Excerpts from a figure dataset
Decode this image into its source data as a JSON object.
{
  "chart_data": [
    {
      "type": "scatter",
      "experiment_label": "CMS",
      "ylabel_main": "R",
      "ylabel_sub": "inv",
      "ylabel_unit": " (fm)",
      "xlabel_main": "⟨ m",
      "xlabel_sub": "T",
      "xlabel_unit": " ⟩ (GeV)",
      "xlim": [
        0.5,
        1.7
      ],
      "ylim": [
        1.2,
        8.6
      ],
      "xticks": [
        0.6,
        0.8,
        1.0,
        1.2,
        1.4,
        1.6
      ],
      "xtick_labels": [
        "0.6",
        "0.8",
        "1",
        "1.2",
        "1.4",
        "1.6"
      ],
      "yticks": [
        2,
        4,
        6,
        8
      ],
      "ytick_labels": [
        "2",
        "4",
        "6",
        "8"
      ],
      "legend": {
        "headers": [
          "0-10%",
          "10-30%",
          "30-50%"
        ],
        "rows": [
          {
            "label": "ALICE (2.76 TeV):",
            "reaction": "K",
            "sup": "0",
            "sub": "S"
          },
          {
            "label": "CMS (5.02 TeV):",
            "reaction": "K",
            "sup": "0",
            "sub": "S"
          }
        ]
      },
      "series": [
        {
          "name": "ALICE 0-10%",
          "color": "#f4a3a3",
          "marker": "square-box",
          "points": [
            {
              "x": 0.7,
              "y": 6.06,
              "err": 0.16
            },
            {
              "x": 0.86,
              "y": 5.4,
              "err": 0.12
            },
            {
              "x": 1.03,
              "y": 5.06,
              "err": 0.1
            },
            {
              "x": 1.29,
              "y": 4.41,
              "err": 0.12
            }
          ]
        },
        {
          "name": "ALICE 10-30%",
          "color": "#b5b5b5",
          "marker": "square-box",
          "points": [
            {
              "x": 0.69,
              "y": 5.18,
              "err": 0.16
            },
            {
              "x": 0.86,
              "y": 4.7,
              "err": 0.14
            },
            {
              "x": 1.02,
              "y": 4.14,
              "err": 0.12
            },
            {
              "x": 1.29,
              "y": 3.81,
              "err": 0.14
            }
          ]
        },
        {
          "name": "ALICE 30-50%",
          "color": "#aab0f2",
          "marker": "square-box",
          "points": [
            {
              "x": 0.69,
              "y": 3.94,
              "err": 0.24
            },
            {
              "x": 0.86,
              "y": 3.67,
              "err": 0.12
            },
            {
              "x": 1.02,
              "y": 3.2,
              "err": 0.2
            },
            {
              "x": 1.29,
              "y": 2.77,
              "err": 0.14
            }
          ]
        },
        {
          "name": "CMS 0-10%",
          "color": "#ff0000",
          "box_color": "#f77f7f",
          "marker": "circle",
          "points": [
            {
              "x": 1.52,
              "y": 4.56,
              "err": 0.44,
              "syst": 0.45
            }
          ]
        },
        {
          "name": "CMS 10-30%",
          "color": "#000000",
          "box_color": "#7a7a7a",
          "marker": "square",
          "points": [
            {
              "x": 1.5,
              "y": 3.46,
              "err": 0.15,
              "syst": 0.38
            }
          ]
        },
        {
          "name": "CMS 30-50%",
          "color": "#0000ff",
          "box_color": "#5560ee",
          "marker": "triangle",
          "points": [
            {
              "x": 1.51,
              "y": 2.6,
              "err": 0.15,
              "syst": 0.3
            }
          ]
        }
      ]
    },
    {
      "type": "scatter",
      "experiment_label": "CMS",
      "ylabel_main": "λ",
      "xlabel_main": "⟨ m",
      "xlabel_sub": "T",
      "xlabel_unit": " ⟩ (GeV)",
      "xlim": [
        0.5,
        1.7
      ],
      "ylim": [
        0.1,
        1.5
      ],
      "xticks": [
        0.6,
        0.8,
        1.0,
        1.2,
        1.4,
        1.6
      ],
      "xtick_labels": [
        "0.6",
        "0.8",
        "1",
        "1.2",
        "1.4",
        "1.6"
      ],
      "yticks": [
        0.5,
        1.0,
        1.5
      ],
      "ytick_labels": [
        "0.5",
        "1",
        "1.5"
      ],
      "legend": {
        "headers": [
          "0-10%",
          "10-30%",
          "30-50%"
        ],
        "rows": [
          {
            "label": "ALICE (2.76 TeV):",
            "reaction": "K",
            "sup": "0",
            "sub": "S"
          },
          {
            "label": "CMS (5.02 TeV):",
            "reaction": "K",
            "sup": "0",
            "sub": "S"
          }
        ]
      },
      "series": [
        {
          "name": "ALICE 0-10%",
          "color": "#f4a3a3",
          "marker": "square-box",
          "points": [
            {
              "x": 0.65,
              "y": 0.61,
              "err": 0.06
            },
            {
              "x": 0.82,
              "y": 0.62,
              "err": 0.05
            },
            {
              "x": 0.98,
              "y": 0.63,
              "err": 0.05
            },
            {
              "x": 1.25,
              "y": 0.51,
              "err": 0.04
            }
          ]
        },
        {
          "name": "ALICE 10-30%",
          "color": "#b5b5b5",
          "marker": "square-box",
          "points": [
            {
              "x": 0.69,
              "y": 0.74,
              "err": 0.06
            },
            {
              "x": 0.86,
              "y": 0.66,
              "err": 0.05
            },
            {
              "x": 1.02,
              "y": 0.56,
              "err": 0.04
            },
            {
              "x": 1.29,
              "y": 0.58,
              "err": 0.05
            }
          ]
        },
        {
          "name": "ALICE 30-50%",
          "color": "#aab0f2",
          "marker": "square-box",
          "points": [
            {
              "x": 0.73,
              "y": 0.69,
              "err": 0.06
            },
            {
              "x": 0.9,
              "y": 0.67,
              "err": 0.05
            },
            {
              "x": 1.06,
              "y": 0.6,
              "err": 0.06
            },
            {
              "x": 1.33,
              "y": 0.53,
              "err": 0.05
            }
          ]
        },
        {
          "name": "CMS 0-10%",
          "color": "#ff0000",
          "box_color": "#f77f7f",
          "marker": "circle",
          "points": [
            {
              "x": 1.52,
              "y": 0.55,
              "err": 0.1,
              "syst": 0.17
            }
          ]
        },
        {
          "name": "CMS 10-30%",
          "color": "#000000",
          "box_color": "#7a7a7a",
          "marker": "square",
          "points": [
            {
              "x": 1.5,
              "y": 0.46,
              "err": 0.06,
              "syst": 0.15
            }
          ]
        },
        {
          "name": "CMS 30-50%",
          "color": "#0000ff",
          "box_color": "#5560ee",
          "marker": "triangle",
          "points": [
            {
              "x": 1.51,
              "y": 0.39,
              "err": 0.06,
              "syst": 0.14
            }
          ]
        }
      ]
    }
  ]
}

## What the task asks:
All of the data must be returned exactly.

## The reply:
Decode this image into its source data as a JSON object.
{
  "chart_data": [
    {
      "type": "scatter",
      "experiment_label": "CMS",
      "ylabel_main": "R",
      "ylabel_sub": "inv",
      "ylabel_unit": " (fm)",
      "xlabel_main": "⟨ m",
      "xlabel_sub": "T",
      "xlabel_unit": " ⟩ (GeV)",
      "xlim": [
        0.5,
        1.7
      ],
      "ylim": [
        1.2,
        8.6
      ],
      "xticks": [
        0.6,
        0.8,
        1.0,
        1.2,
        1.4,
        1.6
      ],
      "xtick_labels": [
        "0.6",
        "0.8",
        "1",
        "1.2",
        "1.4",
        "1.6"
      ],
      "yticks": [
        2,
        4,
        6,
        8
      ],
      "ytick_labels": [
        "2",
        "4",
        "6",
        "8"
      ],
      "legend": {
        "headers": [
          "0-10%",
          "10-30%",
          "30-50%"
        ],
        "rows": [
          {
            "label": "ALICE (2.76 TeV):",
            "reaction": "K",
            "sup": "0",
            "sub": "S"
          },
          {
            "label": "CMS (5.02 TeV):",
            "reaction": "K",
            "sup": "0",
            "sub": "S"
          }
        ]
      },
      "series": [
        {
          "name": "ALICE 0-10%",
          "color": "#f4a3a3",
          "marker": "square-box",
          "points": [
            {
              "x": 0.7,
              "y": 6.06,
              "err": 0.16
            },
            {
              "x": 0.86,
              "y": 5.4,
              "err": 0.12
            },
            {
              "x": 1.03,
              "y": 5.06,
              "err": 0.1
            },
            {
              "x": 1.29,
              "y": 4.41,
              "err": 0.12
            }
          ]
        },
        {
          "name": "ALICE 10-30%",
          "color": "#b5b5b5",
          "marker": "square-box",
          "points": [
            {
              "x": 0.69,
              "y": 5.18,
              "err": 0.16
            },
            {
              "x": 0.86,
              "y": 4.7,
              "err": 0.14
            },
            {
              "x": 1.02,
              "y": 4.14,
              "err": 0.12
            },
            {
              "x": 1.29,
              "y": 3.81,
              "err": 0.14
            }
          ]
        },
        {
          "name": "ALICE 30-50%",
          "color": "#aab0f2",
          "marker": "square-box",
          "points": [
            {
              "x": 0.69,
              "y": 3.94,
              "err": 0.24
            },
            {
              "x": 0.86,
              "y": 3.67,
              "err": 0.12
            },
            {
              "x": 1.02,
              "y": 3.2,
              "err": 0.2
            },
            {
              "x": 1.29,
              "y": 2.77,
              "err": 0.14
            }
          ]
        },
        {
          "name": "CMS 0-10%",
          "color": "#ff0000",
          "box_color": "#f77f7f",
          "marker": "circle",
          "points": [
            {
              "x": 1.52,
              "y": 4.56,
              "err": 0.44,
              "syst": 0.45
            }
          ]
        },
        {
          "name": "CMS 10-30%",
          "color": "#000000",
          "box_color": "#7a7a7a",
          "marker": "square",
          "points": [
            {
              "x": 1.5,
              "y": 3.46,
              "err": 0.15,
              "syst": 0.38
            }
          ]
        },
        {
          "name": "CMS 30-50%",
          "color": "#0000ff",
          "box_color": "#5560ee",
          "marker": "triangle",
          "points": [
            {
              "x": 1.51,
              "y": 2.6,
              "err": 0.15,
              "syst": 0.3
            }
          ]
        }
      ]
    },
    {
      "type": "scatter",
      "experiment_label": "CMS",
      "ylabel_main": "λ",
      "xlabel_main": "⟨ m",
      "xlabel_sub": "T",
      "xlabel_unit": " ⟩ (GeV)",
      "xlim": [
        0.5,
        1.7
      ],
      "ylim": [
        0.1,
        1.5
      ],
      "xticks": [
        0.6,
        0.8,
        1.0,
        1.2,
        1.4,
        1.6
      ],
      "xtick_labels": [
        "0.6",
        "0.8",
        "1",
        "1.2",
        "1.4",
        "1.6"
      ],
      "yticks": [
        0.5,
        1.0,
        1.5
      ],
      "ytick_labels": [
        "0.5",
        "1",
        "1.5"
      ],
      "legend": {
        "headers": [
          "0-10%",
          "10-30%",
          "30-50%"
        ],
        "rows": [
          {
            "label": "ALICE (2.76 TeV):",
            "reaction": "K",
            "sup": "0",
            "sub": "S"
          },
          {
            "label": "CMS (5.02 TeV):",
            "reaction": "K",
            "sup": "0",
            "sub": "S"
          }
        ]
      },
      "series": [
        {
          "name": "ALICE 0-10%",
          "color": "#f4a3a3",
          "marker": "square-box",
          "points": [
            {
              "x": 0.65,
              "y": 0.61,
              "err": 0.06
            },
            {
              "x": 0.82,
              "y": 0.62,
              "err": 0.05
            },
            {
              "x": 0.98,
              "y": 0.63,
              "err": 0.05
            },
            {
              "x": 1.25,
              "y": 0.51,
              "err": 0.04
            }
          ]
        },
        {
          "name": "ALICE 10-30%",
          "color": "#b5b5b5",
          "marker": "square-box",
          "points": [
            {
              "x": 0.69,
              "y": 0.74,
              "err": 0.06
            },
            {
              "x": 0.86,
              "y": 0.66,
              "err": 0.05
            },
            {
              "x": 1.02,
              "y": 0.56,
              "err": 0.04
            },
            {
              "x": 1.29,
              "y": 0.58,
              "err": 0.05
            }
          ]
        },
        {
          "name": "ALICE 30-50%",
          "color": "#aab0f2",
          "marker": "square-box",
          "points": [
            {
              "x": 0.73,
              "y": 0.69,
              "err": 0.06
            },
            {
              "x": 0.9,
              "y": 0.67,
              "err": 0.05
            },
            {
              "x": 1.06,
              "y": 0.6,
              "err": 0.06
            },
            {
              "x": 1.33,
              "y": 0.53,
              "err": 0.05
            }
          ]
        },
        {
          "name": "CMS 0-10%",
          "color": "#ff0000",
          "box_color": "#f77f7f",
          "marker": "circle",
          "points": [
            {
              "x": 1.52,
              "y": 0.55,
              "err": 0.1,
              "syst": 0.17
            }
          ]
        },
        {
          "name": "CMS 10-30%",
          "color": "#000000",
          "box_color": "#7a7a7a",
          "marker": "square",
          "points": [
            {
              "x": 1.5,
              "y": 0.46,
              "err": 0.06,
              "syst": 0.15
            }
          ]
        },
        {
          "name": "CMS 30-50%",
          "color": "#0000ff",
          "box_color": "#5560ee",
          "marker": "triangle",
          "points": [
            {
              "x": 1.51,
              "y": 0.39,
              "err": 0.06,
              "syst": 0.14
            }
          ]
        }
      ]
    }
  ]
}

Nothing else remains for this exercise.